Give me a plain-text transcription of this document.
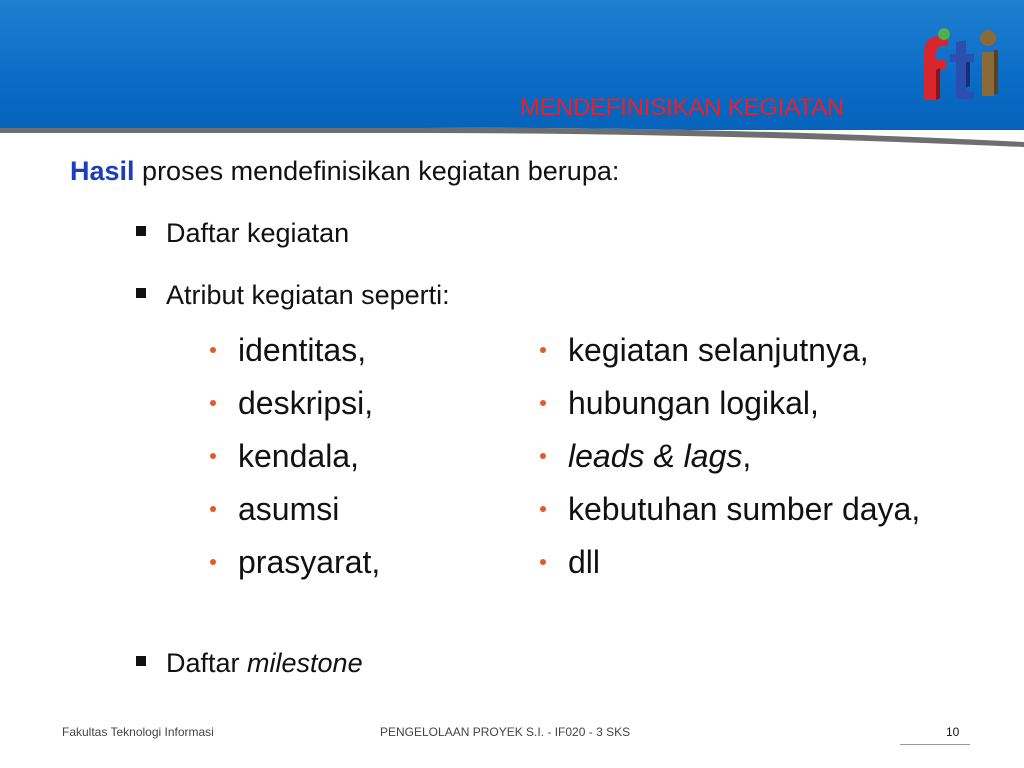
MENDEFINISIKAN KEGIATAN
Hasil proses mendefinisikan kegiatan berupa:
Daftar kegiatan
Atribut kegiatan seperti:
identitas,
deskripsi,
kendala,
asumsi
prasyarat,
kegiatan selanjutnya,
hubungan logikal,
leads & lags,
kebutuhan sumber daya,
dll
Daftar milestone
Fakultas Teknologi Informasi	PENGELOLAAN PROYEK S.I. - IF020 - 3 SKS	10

=======

## PROBLEM TO SOLVE
Without the pictures, restate all the entries above exactly.

## FINISHED TASK
Give me a plain-text transcription of this document.
MENDEFINISIKAN KEGIATAN
Hasil proses mendefinisikan kegiatan berupa:
Daftar kegiatan
Atribut kegiatan seperti:
identitas,
deskripsi,
kendala,
asumsi
prasyarat,
kegiatan selanjutnya,
hubungan logikal,
leads & lags,
kebutuhan sumber daya,
dll
Daftar milestone
Fakultas Teknologi Informasi	PENGELOLAAN PROYEK S.I. - IF020 - 3 SKS	10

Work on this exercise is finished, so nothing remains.